-- BEGIN Raw records --

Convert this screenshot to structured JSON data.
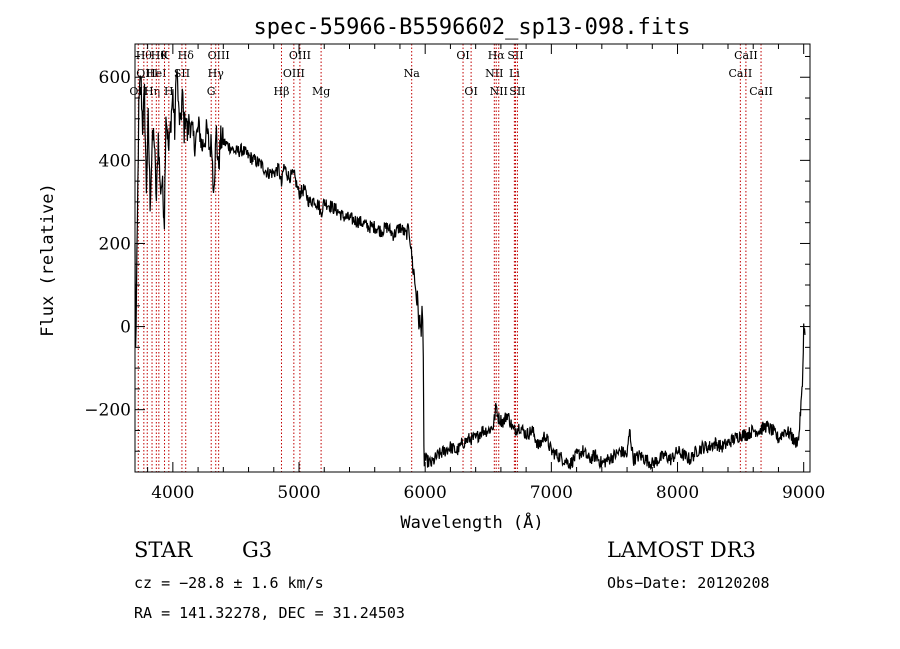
{
  "chart_data": {
    "type": "line",
    "title": "spec-55966-B5596602_sp13-098.fits",
    "xlabel": "Wavelength (Å)",
    "ylabel": "Flux (relative)",
    "xlim": [
      3700,
      9050
    ],
    "ylim": [
      -350,
      680
    ],
    "x_ticks": [
      4000,
      5000,
      6000,
      7000,
      8000,
      9000
    ],
    "y_ticks": [
      -200,
      0,
      200,
      400,
      600
    ],
    "series": [
      {
        "name": "flux",
        "x": [
          3700,
          3705,
          3715,
          3730,
          3745,
          3760,
          3775,
          3790,
          3805,
          3820,
          3835,
          3850,
          3870,
          3885,
          3900,
          3915,
          3933,
          3945,
          3968,
          3985,
          4000,
          4015,
          4030,
          4045,
          4060,
          4075,
          4090,
          4102,
          4115,
          4130,
          4150,
          4170,
          4190,
          4210,
          4230,
          4250,
          4270,
          4290,
          4310,
          4318,
          4330,
          4345,
          4360,
          4380,
          4420,
          4460,
          4500,
          4550,
          4600,
          4650,
          4700,
          4750,
          4800,
          4840,
          4861,
          4880,
          4920,
          4960,
          5000,
          5040,
          5080,
          5120,
          5160,
          5172,
          5200,
          5250,
          5300,
          5350,
          5400,
          5450,
          5500,
          5550,
          5600,
          5650,
          5700,
          5750,
          5800,
          5850,
          5870,
          5890,
          5910,
          5930,
          5950,
          5965,
          5975,
          5980,
          5985,
          5990,
          6000,
          6050,
          6100,
          6150,
          6200,
          6250,
          6300,
          6350,
          6400,
          6450,
          6500,
          6540,
          6563,
          6580,
          6620,
          6650,
          6700,
          6750,
          6800,
          6850,
          6900,
          6950,
          7000,
          7050,
          7100,
          7150,
          7200,
          7250,
          7300,
          7350,
          7400,
          7450,
          7500,
          7550,
          7600,
          7620,
          7650,
          7700,
          7750,
          7800,
          7850,
          7900,
          7950,
          8000,
          8050,
          8100,
          8150,
          8200,
          8250,
          8300,
          8350,
          8400,
          8450,
          8500,
          8550,
          8600,
          8650,
          8700,
          8750,
          8800,
          8850,
          8900,
          8930,
          8960,
          8990,
          9000,
          9010
        ],
        "values": [
          200,
          -60,
          150,
          520,
          610,
          480,
          560,
          330,
          500,
          300,
          430,
          470,
          300,
          460,
          330,
          350,
          260,
          520,
          420,
          500,
          560,
          470,
          640,
          520,
          480,
          560,
          470,
          520,
          460,
          500,
          470,
          440,
          460,
          480,
          430,
          450,
          470,
          430,
          440,
          340,
          370,
          470,
          380,
          450,
          440,
          430,
          420,
          425,
          410,
          400,
          390,
          370,
          370,
          380,
          340,
          385,
          360,
          365,
          320,
          330,
          300,
          305,
          290,
          270,
          300,
          290,
          280,
          265,
          260,
          255,
          250,
          240,
          240,
          230,
          240,
          220,
          240,
          220,
          240,
          180,
          130,
          80,
          20,
          -10,
          50,
          -20,
          -100,
          -310,
          -320,
          -330,
          -310,
          -300,
          -290,
          -300,
          -280,
          -270,
          -270,
          -250,
          -250,
          -240,
          -190,
          -220,
          -230,
          -210,
          -250,
          -240,
          -260,
          -250,
          -290,
          -260,
          -300,
          -310,
          -320,
          -330,
          -310,
          -300,
          -320,
          -310,
          -330,
          -320,
          -310,
          -300,
          -310,
          -250,
          -320,
          -310,
          -320,
          -330,
          -320,
          -310,
          -320,
          -300,
          -310,
          -320,
          -300,
          -290,
          -290,
          -280,
          -290,
          -280,
          -270,
          -260,
          -260,
          -250,
          -250,
          -240,
          -250,
          -270,
          -250,
          -260,
          -280,
          -270,
          -140,
          0,
          -20
        ]
      }
    ],
    "line_markers": [
      {
        "wave": 3726,
        "label": "OII",
        "row": 3
      },
      {
        "wave": 3770,
        "label": "Hθ",
        "row": 1
      },
      {
        "wave": 3797,
        "label": "OIII",
        "row": 2
      },
      {
        "wave": 3835,
        "label": "Hη",
        "row": 3
      },
      {
        "wave": 3869,
        "label": "HeI",
        "row": 2
      },
      {
        "wave": 3889,
        "label": "Hθ",
        "row": 1
      },
      {
        "wave": 3934,
        "label": "K",
        "row": 1
      },
      {
        "wave": 3968,
        "label": "H",
        "row": 3
      },
      {
        "wave": 4072,
        "label": "SII",
        "row": 2
      },
      {
        "wave": 4102,
        "label": "Hδ",
        "row": 1
      },
      {
        "wave": 4304,
        "label": "G",
        "row": 3
      },
      {
        "wave": 4340,
        "label": "Hγ",
        "row": 2
      },
      {
        "wave": 4363,
        "label": "OIII",
        "row": 1
      },
      {
        "wave": 4861,
        "label": "Hβ",
        "row": 3
      },
      {
        "wave": 4959,
        "label": "OIII",
        "row": 2
      },
      {
        "wave": 5007,
        "label": "OIII",
        "row": 1
      },
      {
        "wave": 5175,
        "label": "Mg",
        "row": 3
      },
      {
        "wave": 5893,
        "label": "Na",
        "row": 2
      },
      {
        "wave": 6300,
        "label": "OI",
        "row": 1
      },
      {
        "wave": 6364,
        "label": "OI",
        "row": 3
      },
      {
        "wave": 6548,
        "label": "NII",
        "row": 2
      },
      {
        "wave": 6563,
        "label": "Hα",
        "row": 1
      },
      {
        "wave": 6583,
        "label": "NII",
        "row": 3
      },
      {
        "wave": 6707,
        "label": "Li",
        "row": 2
      },
      {
        "wave": 6716,
        "label": "SII",
        "row": 1
      },
      {
        "wave": 6731,
        "label": "SII",
        "row": 3
      },
      {
        "wave": 8498,
        "label": "CaII",
        "row": 2
      },
      {
        "wave": 8542,
        "label": "CaII",
        "row": 1
      },
      {
        "wave": 8662,
        "label": "CaII",
        "row": 3
      }
    ],
    "colors": {
      "spectrum": "#000000",
      "markers": "#c00000",
      "axes": "#000000"
    }
  },
  "info": {
    "object_type": "STAR",
    "subclass": "G3",
    "survey": "LAMOST DR3",
    "redshift": "cz = −28.8 ± 1.6 km/s",
    "obs_date": "Obs−Date: 20120208",
    "coords": "RA = 141.32278, DEC =  31.24503"
  }
}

-- END Raw records --

**Problem requirements**
The data above needs to be retyped exactly, with the images left out.

**Written response**
Convert this screenshot to structured JSON data.
{
  "chart_data": {
    "type": "line",
    "title": "spec-55966-B5596602_sp13-098.fits",
    "xlabel": "Wavelength (Å)",
    "ylabel": "Flux (relative)",
    "xlim": [
      3700,
      9050
    ],
    "ylim": [
      -350,
      680
    ],
    "x_ticks": [
      4000,
      5000,
      6000,
      7000,
      8000,
      9000
    ],
    "y_ticks": [
      -200,
      0,
      200,
      400,
      600
    ],
    "series": [
      {
        "name": "flux",
        "x": [
          3700,
          3705,
          3715,
          3730,
          3745,
          3760,
          3775,
          3790,
          3805,
          3820,
          3835,
          3850,
          3870,
          3885,
          3900,
          3915,
          3933,
          3945,
          3968,
          3985,
          4000,
          4015,
          4030,
          4045,
          4060,
          4075,
          4090,
          4102,
          4115,
          4130,
          4150,
          4170,
          4190,
          4210,
          4230,
          4250,
          4270,
          4290,
          4310,
          4318,
          4330,
          4345,
          4360,
          4380,
          4420,
          4460,
          4500,
          4550,
          4600,
          4650,
          4700,
          4750,
          4800,
          4840,
          4861,
          4880,
          4920,
          4960,
          5000,
          5040,
          5080,
          5120,
          5160,
          5172,
          5200,
          5250,
          5300,
          5350,
          5400,
          5450,
          5500,
          5550,
          5600,
          5650,
          5700,
          5750,
          5800,
          5850,
          5870,
          5890,
          5910,
          5930,
          5950,
          5965,
          5975,
          5980,
          5985,
          5990,
          6000,
          6050,
          6100,
          6150,
          6200,
          6250,
          6300,
          6350,
          6400,
          6450,
          6500,
          6540,
          6563,
          6580,
          6620,
          6650,
          6700,
          6750,
          6800,
          6850,
          6900,
          6950,
          7000,
          7050,
          7100,
          7150,
          7200,
          7250,
          7300,
          7350,
          7400,
          7450,
          7500,
          7550,
          7600,
          7620,
          7650,
          7700,
          7750,
          7800,
          7850,
          7900,
          7950,
          8000,
          8050,
          8100,
          8150,
          8200,
          8250,
          8300,
          8350,
          8400,
          8450,
          8500,
          8550,
          8600,
          8650,
          8700,
          8750,
          8800,
          8850,
          8900,
          8930,
          8960,
          8990,
          9000,
          9010
        ],
        "values": [
          200,
          -60,
          150,
          520,
          610,
          480,
          560,
          330,
          500,
          300,
          430,
          470,
          300,
          460,
          330,
          350,
          260,
          520,
          420,
          500,
          560,
          470,
          640,
          520,
          480,
          560,
          470,
          520,
          460,
          500,
          470,
          440,
          460,
          480,
          430,
          450,
          470,
          430,
          440,
          340,
          370,
          470,
          380,
          450,
          440,
          430,
          420,
          425,
          410,
          400,
          390,
          370,
          370,
          380,
          340,
          385,
          360,
          365,
          320,
          330,
          300,
          305,
          290,
          270,
          300,
          290,
          280,
          265,
          260,
          255,
          250,
          240,
          240,
          230,
          240,
          220,
          240,
          220,
          240,
          180,
          130,
          80,
          20,
          -10,
          50,
          -20,
          -100,
          -310,
          -320,
          -330,
          -310,
          -300,
          -290,
          -300,
          -280,
          -270,
          -270,
          -250,
          -250,
          -240,
          -190,
          -220,
          -230,
          -210,
          -250,
          -240,
          -260,
          -250,
          -290,
          -260,
          -300,
          -310,
          -320,
          -330,
          -310,
          -300,
          -320,
          -310,
          -330,
          -320,
          -310,
          -300,
          -310,
          -250,
          -320,
          -310,
          -320,
          -330,
          -320,
          -310,
          -320,
          -300,
          -310,
          -320,
          -300,
          -290,
          -290,
          -280,
          -290,
          -280,
          -270,
          -260,
          -260,
          -250,
          -250,
          -240,
          -250,
          -270,
          -250,
          -260,
          -280,
          -270,
          -140,
          0,
          -20
        ]
      }
    ],
    "line_markers": [
      {
        "wave": 3726,
        "label": "OII",
        "row": 3
      },
      {
        "wave": 3770,
        "label": "Hθ",
        "row": 1
      },
      {
        "wave": 3797,
        "label": "OIII",
        "row": 2
      },
      {
        "wave": 3835,
        "label": "Hη",
        "row": 3
      },
      {
        "wave": 3869,
        "label": "HeI",
        "row": 2
      },
      {
        "wave": 3889,
        "label": "Hθ",
        "row": 1
      },
      {
        "wave": 3934,
        "label": "K",
        "row": 1
      },
      {
        "wave": 3968,
        "label": "H",
        "row": 3
      },
      {
        "wave": 4072,
        "label": "SII",
        "row": 2
      },
      {
        "wave": 4102,
        "label": "Hδ",
        "row": 1
      },
      {
        "wave": 4304,
        "label": "G",
        "row": 3
      },
      {
        "wave": 4340,
        "label": "Hγ",
        "row": 2
      },
      {
        "wave": 4363,
        "label": "OIII",
        "row": 1
      },
      {
        "wave": 4861,
        "label": "Hβ",
        "row": 3
      },
      {
        "wave": 4959,
        "label": "OIII",
        "row": 2
      },
      {
        "wave": 5007,
        "label": "OIII",
        "row": 1
      },
      {
        "wave": 5175,
        "label": "Mg",
        "row": 3
      },
      {
        "wave": 5893,
        "label": "Na",
        "row": 2
      },
      {
        "wave": 6300,
        "label": "OI",
        "row": 1
      },
      {
        "wave": 6364,
        "label": "OI",
        "row": 3
      },
      {
        "wave": 6548,
        "label": "NII",
        "row": 2
      },
      {
        "wave": 6563,
        "label": "Hα",
        "row": 1
      },
      {
        "wave": 6583,
        "label": "NII",
        "row": 3
      },
      {
        "wave": 6707,
        "label": "Li",
        "row": 2
      },
      {
        "wave": 6716,
        "label": "SII",
        "row": 1
      },
      {
        "wave": 6731,
        "label": "SII",
        "row": 3
      },
      {
        "wave": 8498,
        "label": "CaII",
        "row": 2
      },
      {
        "wave": 8542,
        "label": "CaII",
        "row": 1
      },
      {
        "wave": 8662,
        "label": "CaII",
        "row": 3
      }
    ],
    "colors": {
      "spectrum": "#000000",
      "markers": "#c00000",
      "axes": "#000000"
    }
  },
  "info": {
    "object_type": "STAR",
    "subclass": "G3",
    "survey": "LAMOST DR3",
    "redshift": "cz = −28.8 ± 1.6 km/s",
    "obs_date": "Obs−Date: 20120208",
    "coords": "RA = 141.32278, DEC =  31.24503"
  }
}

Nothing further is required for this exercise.